§ **Task prompt**
Without the pictures, set down the records below word for word.

§ **Data extract**

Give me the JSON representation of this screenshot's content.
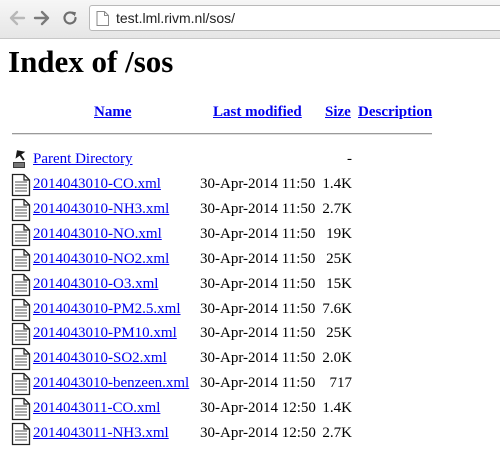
{
  "browser": {
    "url": "test.lml.rivm.nl/sos/"
  },
  "page": {
    "title": "Index of /sos",
    "columns": {
      "name": "Name",
      "last_modified": "Last modified",
      "size": "Size",
      "description": "Description"
    },
    "parent": {
      "label": "Parent Directory",
      "size": "-"
    },
    "files": [
      {
        "name": "2014043010-CO.xml",
        "modified": "30-Apr-2014 11:50",
        "size": "1.4K"
      },
      {
        "name": "2014043010-NH3.xml",
        "modified": "30-Apr-2014 11:50",
        "size": "2.7K"
      },
      {
        "name": "2014043010-NO.xml",
        "modified": "30-Apr-2014 11:50",
        "size": "19K"
      },
      {
        "name": "2014043010-NO2.xml",
        "modified": "30-Apr-2014 11:50",
        "size": "25K"
      },
      {
        "name": "2014043010-O3.xml",
        "modified": "30-Apr-2014 11:50",
        "size": "15K"
      },
      {
        "name": "2014043010-PM2.5.xml",
        "modified": "30-Apr-2014 11:50",
        "size": "7.6K"
      },
      {
        "name": "2014043010-PM10.xml",
        "modified": "30-Apr-2014 11:50",
        "size": "25K"
      },
      {
        "name": "2014043010-SO2.xml",
        "modified": "30-Apr-2014 11:50",
        "size": "2.0K"
      },
      {
        "name": "2014043010-benzeen.xml",
        "modified": "30-Apr-2014 11:50",
        "size": "717"
      },
      {
        "name": "2014043011-CO.xml",
        "modified": "30-Apr-2014 12:50",
        "size": "1.4K"
      },
      {
        "name": "2014043011-NH3.xml",
        "modified": "30-Apr-2014 12:50",
        "size": "2.7K"
      }
    ]
  },
  "icons": {
    "back": "back-arrow-icon",
    "forward": "forward-arrow-icon",
    "reload": "reload-icon",
    "page": "page-icon",
    "parent": "parent-directory-icon",
    "file": "text-file-icon"
  },
  "colors": {
    "link": "#0000ee",
    "text": "#000000"
  }
}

§ **Final result**
Give me the JSON representation of this screenshot's content.
{
  "browser": {
    "url": "test.lml.rivm.nl/sos/"
  },
  "page": {
    "title": "Index of /sos",
    "columns": {
      "name": "Name",
      "last_modified": "Last modified",
      "size": "Size",
      "description": "Description"
    },
    "parent": {
      "label": "Parent Directory",
      "size": "-"
    },
    "files": [
      {
        "name": "2014043010-CO.xml",
        "modified": "30-Apr-2014 11:50",
        "size": "1.4K"
      },
      {
        "name": "2014043010-NH3.xml",
        "modified": "30-Apr-2014 11:50",
        "size": "2.7K"
      },
      {
        "name": "2014043010-NO.xml",
        "modified": "30-Apr-2014 11:50",
        "size": "19K"
      },
      {
        "name": "2014043010-NO2.xml",
        "modified": "30-Apr-2014 11:50",
        "size": "25K"
      },
      {
        "name": "2014043010-O3.xml",
        "modified": "30-Apr-2014 11:50",
        "size": "15K"
      },
      {
        "name": "2014043010-PM2.5.xml",
        "modified": "30-Apr-2014 11:50",
        "size": "7.6K"
      },
      {
        "name": "2014043010-PM10.xml",
        "modified": "30-Apr-2014 11:50",
        "size": "25K"
      },
      {
        "name": "2014043010-SO2.xml",
        "modified": "30-Apr-2014 11:50",
        "size": "2.0K"
      },
      {
        "name": "2014043010-benzeen.xml",
        "modified": "30-Apr-2014 11:50",
        "size": "717"
      },
      {
        "name": "2014043011-CO.xml",
        "modified": "30-Apr-2014 12:50",
        "size": "1.4K"
      },
      {
        "name": "2014043011-NH3.xml",
        "modified": "30-Apr-2014 12:50",
        "size": "2.7K"
      }
    ]
  },
  "icons": {
    "back": "back-arrow-icon",
    "forward": "forward-arrow-icon",
    "reload": "reload-icon",
    "page": "page-icon",
    "parent": "parent-directory-icon",
    "file": "text-file-icon"
  },
  "colors": {
    "link": "#0000ee",
    "text": "#000000"
  }
}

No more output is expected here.